> Challenge: Show each line of the data below that has the string "Record" in it.

> Supplied data:
☆ ☆ ☆ ☆ ☆

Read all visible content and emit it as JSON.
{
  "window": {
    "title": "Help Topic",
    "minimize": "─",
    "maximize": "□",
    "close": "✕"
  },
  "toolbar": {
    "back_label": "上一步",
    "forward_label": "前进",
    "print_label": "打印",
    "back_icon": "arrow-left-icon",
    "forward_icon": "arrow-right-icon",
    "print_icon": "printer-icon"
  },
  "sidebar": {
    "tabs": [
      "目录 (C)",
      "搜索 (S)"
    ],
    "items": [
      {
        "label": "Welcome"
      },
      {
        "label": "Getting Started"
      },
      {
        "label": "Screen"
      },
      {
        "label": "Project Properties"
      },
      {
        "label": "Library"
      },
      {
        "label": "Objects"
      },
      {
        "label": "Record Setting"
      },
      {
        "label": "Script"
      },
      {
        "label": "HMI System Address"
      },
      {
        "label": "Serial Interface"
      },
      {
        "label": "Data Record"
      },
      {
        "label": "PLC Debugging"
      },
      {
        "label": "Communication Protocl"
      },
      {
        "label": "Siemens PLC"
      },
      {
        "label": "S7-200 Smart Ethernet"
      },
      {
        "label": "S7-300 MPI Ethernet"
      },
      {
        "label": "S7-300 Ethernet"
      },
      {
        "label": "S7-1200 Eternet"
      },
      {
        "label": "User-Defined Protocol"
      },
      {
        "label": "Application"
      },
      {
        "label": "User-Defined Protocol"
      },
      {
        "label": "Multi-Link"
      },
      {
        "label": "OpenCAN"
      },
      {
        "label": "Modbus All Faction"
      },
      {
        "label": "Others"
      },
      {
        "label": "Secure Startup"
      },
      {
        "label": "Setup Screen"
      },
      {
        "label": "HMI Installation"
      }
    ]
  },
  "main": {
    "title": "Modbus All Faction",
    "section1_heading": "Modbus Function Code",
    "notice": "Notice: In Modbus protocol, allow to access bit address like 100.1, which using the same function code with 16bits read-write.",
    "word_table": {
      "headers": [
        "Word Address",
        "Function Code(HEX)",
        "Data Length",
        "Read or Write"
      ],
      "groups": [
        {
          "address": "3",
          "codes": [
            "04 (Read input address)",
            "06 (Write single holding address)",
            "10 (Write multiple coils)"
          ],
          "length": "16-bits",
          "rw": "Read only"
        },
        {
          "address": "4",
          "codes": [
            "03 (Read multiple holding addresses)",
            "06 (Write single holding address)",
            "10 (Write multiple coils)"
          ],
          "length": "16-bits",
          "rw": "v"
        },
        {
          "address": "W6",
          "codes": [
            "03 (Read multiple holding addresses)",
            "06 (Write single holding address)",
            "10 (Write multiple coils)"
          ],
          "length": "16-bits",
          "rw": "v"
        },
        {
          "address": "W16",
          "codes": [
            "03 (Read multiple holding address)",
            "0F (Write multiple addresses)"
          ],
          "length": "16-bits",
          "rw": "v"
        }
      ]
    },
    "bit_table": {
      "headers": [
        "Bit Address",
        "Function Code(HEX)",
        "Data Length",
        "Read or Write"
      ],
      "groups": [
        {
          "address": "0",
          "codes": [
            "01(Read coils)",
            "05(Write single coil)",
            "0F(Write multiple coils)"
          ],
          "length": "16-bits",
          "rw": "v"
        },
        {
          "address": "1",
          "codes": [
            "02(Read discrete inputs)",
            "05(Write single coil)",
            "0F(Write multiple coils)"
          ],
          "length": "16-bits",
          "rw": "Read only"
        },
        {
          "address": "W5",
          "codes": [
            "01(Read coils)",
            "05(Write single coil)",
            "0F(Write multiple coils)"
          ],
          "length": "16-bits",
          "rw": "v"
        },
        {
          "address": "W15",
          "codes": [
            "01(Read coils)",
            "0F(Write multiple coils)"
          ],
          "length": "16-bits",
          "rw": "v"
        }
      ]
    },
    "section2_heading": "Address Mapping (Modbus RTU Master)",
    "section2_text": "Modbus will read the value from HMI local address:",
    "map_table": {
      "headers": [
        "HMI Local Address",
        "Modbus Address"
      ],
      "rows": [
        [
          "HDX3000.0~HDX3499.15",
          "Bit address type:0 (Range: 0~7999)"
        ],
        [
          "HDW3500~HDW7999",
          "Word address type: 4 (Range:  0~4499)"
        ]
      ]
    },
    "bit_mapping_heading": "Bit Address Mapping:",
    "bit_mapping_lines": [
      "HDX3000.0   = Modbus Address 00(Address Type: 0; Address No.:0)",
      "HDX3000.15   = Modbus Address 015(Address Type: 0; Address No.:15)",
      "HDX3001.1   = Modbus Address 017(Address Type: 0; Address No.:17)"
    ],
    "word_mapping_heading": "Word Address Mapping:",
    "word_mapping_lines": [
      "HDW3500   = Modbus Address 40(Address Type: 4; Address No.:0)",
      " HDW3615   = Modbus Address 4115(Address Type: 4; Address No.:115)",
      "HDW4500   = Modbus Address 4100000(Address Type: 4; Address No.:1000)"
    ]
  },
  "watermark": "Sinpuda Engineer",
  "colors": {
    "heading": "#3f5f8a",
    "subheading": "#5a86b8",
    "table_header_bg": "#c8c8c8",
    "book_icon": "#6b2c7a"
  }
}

☆ ☆ ☆ ☆ ☆

> Output below:
        "label": "Record Setting"
        "label": "Data Record"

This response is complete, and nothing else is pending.